## Items
__________

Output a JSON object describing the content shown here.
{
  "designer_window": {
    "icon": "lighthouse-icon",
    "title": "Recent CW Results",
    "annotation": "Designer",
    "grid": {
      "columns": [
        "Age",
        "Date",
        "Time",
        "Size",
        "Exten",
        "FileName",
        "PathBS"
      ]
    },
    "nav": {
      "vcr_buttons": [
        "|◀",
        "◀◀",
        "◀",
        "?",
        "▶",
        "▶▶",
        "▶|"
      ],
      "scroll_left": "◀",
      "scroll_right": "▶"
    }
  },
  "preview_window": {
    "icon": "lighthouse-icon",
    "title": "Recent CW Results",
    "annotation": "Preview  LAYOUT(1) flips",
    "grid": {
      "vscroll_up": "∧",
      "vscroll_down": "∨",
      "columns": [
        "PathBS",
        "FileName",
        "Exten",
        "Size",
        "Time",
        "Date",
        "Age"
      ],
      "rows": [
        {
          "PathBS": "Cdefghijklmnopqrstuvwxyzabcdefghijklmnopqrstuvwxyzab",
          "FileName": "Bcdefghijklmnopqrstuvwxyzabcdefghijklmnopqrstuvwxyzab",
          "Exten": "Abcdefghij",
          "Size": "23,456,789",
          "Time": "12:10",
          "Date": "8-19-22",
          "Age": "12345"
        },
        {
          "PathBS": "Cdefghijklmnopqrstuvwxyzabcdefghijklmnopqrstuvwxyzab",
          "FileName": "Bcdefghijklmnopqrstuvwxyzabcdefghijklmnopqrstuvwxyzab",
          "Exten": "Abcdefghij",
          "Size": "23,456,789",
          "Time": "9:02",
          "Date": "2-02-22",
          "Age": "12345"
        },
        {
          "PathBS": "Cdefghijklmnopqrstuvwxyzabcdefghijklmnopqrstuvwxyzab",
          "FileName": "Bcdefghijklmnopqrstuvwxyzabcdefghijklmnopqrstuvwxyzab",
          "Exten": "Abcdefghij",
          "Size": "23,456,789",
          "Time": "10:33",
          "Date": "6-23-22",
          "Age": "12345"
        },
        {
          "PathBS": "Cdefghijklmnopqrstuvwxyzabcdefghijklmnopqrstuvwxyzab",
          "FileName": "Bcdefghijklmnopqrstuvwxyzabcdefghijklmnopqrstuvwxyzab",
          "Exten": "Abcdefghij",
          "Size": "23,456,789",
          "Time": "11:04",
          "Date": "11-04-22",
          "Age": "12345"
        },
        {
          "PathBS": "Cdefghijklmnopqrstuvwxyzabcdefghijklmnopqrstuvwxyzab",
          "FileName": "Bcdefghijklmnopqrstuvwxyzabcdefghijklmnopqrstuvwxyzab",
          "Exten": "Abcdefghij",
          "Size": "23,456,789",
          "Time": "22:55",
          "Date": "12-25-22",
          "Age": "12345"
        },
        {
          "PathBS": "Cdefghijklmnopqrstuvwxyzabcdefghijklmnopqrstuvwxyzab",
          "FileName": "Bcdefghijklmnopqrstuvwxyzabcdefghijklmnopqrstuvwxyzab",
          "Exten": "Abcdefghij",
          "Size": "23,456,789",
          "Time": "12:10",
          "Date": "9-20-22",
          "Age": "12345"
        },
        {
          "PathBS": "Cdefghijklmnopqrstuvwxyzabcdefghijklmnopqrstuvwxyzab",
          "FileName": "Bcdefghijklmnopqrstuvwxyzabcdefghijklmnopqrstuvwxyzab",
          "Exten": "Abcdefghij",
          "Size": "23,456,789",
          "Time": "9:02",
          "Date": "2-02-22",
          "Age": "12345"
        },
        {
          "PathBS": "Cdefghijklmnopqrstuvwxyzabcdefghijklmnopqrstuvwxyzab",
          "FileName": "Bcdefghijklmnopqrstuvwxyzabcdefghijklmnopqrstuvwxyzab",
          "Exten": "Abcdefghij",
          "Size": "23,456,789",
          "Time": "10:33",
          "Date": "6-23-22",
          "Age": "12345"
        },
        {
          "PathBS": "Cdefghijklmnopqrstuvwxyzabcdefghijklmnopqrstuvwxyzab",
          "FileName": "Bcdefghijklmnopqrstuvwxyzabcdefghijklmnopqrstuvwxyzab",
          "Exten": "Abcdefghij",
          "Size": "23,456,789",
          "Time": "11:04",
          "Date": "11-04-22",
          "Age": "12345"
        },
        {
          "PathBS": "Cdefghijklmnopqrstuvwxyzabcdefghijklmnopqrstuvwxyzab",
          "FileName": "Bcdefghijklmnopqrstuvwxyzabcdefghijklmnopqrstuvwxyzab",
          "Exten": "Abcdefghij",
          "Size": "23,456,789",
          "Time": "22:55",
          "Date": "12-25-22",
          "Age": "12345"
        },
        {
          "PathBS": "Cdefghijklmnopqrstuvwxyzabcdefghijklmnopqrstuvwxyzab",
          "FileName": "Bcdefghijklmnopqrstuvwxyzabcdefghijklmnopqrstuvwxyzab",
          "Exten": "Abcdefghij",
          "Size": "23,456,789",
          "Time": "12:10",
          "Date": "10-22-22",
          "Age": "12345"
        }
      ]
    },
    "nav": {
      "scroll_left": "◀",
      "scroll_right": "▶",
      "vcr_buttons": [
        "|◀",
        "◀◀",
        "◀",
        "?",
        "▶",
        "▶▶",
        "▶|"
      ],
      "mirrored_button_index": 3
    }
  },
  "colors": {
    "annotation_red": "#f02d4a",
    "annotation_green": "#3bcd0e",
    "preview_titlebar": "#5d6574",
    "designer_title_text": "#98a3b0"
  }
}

__________

## The request
Retype the material in full, character for character.

## Result of this exercise
Output a JSON object describing the content shown here.
{
  "designer_window": {
    "icon": "lighthouse-icon",
    "title": "Recent CW Results",
    "annotation": "Designer",
    "grid": {
      "columns": [
        "Age",
        "Date",
        "Time",
        "Size",
        "Exten",
        "FileName",
        "PathBS"
      ]
    },
    "nav": {
      "vcr_buttons": [
        "|◀",
        "◀◀",
        "◀",
        "?",
        "▶",
        "▶▶",
        "▶|"
      ],
      "scroll_left": "◀",
      "scroll_right": "▶"
    }
  },
  "preview_window": {
    "icon": "lighthouse-icon",
    "title": "Recent CW Results",
    "annotation": "Preview  LAYOUT(1) flips",
    "grid": {
      "vscroll_up": "∧",
      "vscroll_down": "∨",
      "columns": [
        "PathBS",
        "FileName",
        "Exten",
        "Size",
        "Time",
        "Date",
        "Age"
      ],
      "rows": [
        {
          "PathBS": "Cdefghijklmnopqrstuvwxyzabcdefghijklmnopqrstuvwxyzab",
          "FileName": "Bcdefghijklmnopqrstuvwxyzabcdefghijklmnopqrstuvwxyzab",
          "Exten": "Abcdefghij",
          "Size": "23,456,789",
          "Time": "12:10",
          "Date": "8-19-22",
          "Age": "12345"
        },
        {
          "PathBS": "Cdefghijklmnopqrstuvwxyzabcdefghijklmnopqrstuvwxyzab",
          "FileName": "Bcdefghijklmnopqrstuvwxyzabcdefghijklmnopqrstuvwxyzab",
          "Exten": "Abcdefghij",
          "Size": "23,456,789",
          "Time": "9:02",
          "Date": "2-02-22",
          "Age": "12345"
        },
        {
          "PathBS": "Cdefghijklmnopqrstuvwxyzabcdefghijklmnopqrstuvwxyzab",
          "FileName": "Bcdefghijklmnopqrstuvwxyzabcdefghijklmnopqrstuvwxyzab",
          "Exten": "Abcdefghij",
          "Size": "23,456,789",
          "Time": "10:33",
          "Date": "6-23-22",
          "Age": "12345"
        },
        {
          "PathBS": "Cdefghijklmnopqrstuvwxyzabcdefghijklmnopqrstuvwxyzab",
          "FileName": "Bcdefghijklmnopqrstuvwxyzabcdefghijklmnopqrstuvwxyzab",
          "Exten": "Abcdefghij",
          "Size": "23,456,789",
          "Time": "11:04",
          "Date": "11-04-22",
          "Age": "12345"
        },
        {
          "PathBS": "Cdefghijklmnopqrstuvwxyzabcdefghijklmnopqrstuvwxyzab",
          "FileName": "Bcdefghijklmnopqrstuvwxyzabcdefghijklmnopqrstuvwxyzab",
          "Exten": "Abcdefghij",
          "Size": "23,456,789",
          "Time": "22:55",
          "Date": "12-25-22",
          "Age": "12345"
        },
        {
          "PathBS": "Cdefghijklmnopqrstuvwxyzabcdefghijklmnopqrstuvwxyzab",
          "FileName": "Bcdefghijklmnopqrstuvwxyzabcdefghijklmnopqrstuvwxyzab",
          "Exten": "Abcdefghij",
          "Size": "23,456,789",
          "Time": "12:10",
          "Date": "9-20-22",
          "Age": "12345"
        },
        {
          "PathBS": "Cdefghijklmnopqrstuvwxyzabcdefghijklmnopqrstuvwxyzab",
          "FileName": "Bcdefghijklmnopqrstuvwxyzabcdefghijklmnopqrstuvwxyzab",
          "Exten": "Abcdefghij",
          "Size": "23,456,789",
          "Time": "9:02",
          "Date": "2-02-22",
          "Age": "12345"
        },
        {
          "PathBS": "Cdefghijklmnopqrstuvwxyzabcdefghijklmnopqrstuvwxyzab",
          "FileName": "Bcdefghijklmnopqrstuvwxyzabcdefghijklmnopqrstuvwxyzab",
          "Exten": "Abcdefghij",
          "Size": "23,456,789",
          "Time": "10:33",
          "Date": "6-23-22",
          "Age": "12345"
        },
        {
          "PathBS": "Cdefghijklmnopqrstuvwxyzabcdefghijklmnopqrstuvwxyzab",
          "FileName": "Bcdefghijklmnopqrstuvwxyzabcdefghijklmnopqrstuvwxyzab",
          "Exten": "Abcdefghij",
          "Size": "23,456,789",
          "Time": "11:04",
          "Date": "11-04-22",
          "Age": "12345"
        },
        {
          "PathBS": "Cdefghijklmnopqrstuvwxyzabcdefghijklmnopqrstuvwxyzab",
          "FileName": "Bcdefghijklmnopqrstuvwxyzabcdefghijklmnopqrstuvwxyzab",
          "Exten": "Abcdefghij",
          "Size": "23,456,789",
          "Time": "22:55",
          "Date": "12-25-22",
          "Age": "12345"
        },
        {
          "PathBS": "Cdefghijklmnopqrstuvwxyzabcdefghijklmnopqrstuvwxyzab",
          "FileName": "Bcdefghijklmnopqrstuvwxyzabcdefghijklmnopqrstuvwxyzab",
          "Exten": "Abcdefghij",
          "Size": "23,456,789",
          "Time": "12:10",
          "Date": "10-22-22",
          "Age": "12345"
        }
      ]
    },
    "nav": {
      "scroll_left": "◀",
      "scroll_right": "▶",
      "vcr_buttons": [
        "|◀",
        "◀◀",
        "◀",
        "?",
        "▶",
        "▶▶",
        "▶|"
      ],
      "mirrored_button_index": 3
    }
  },
  "colors": {
    "annotation_red": "#f02d4a",
    "annotation_green": "#3bcd0e",
    "preview_titlebar": "#5d6574",
    "designer_title_text": "#98a3b0"
  }
}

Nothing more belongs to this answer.